> [Saved entries]:
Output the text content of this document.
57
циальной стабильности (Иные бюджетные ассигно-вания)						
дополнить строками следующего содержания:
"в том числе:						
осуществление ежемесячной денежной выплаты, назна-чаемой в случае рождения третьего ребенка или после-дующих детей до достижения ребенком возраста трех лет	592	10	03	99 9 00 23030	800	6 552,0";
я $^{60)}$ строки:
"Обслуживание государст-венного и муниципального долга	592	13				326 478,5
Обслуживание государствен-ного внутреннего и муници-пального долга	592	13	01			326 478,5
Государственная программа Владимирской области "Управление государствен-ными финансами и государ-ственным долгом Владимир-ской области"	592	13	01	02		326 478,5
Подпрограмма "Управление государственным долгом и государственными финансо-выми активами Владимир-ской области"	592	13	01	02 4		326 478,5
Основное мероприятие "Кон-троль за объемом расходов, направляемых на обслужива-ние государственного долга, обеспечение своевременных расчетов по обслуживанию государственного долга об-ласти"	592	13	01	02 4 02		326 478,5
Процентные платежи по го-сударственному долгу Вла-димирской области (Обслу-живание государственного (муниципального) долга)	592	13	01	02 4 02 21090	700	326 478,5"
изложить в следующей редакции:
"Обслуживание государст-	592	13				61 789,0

> [Required work]: Locate the word "Обслуживание" in the data above. Copy every line carrying it.

> [Reply]:
"Обслуживание государст-венного и муниципального долга	592	13				326 478,5
Обслуживание государствен-ного внутреннего и муници-пального долга	592	13	01			326 478,5
"Обслуживание государст-	592	13				61 789,0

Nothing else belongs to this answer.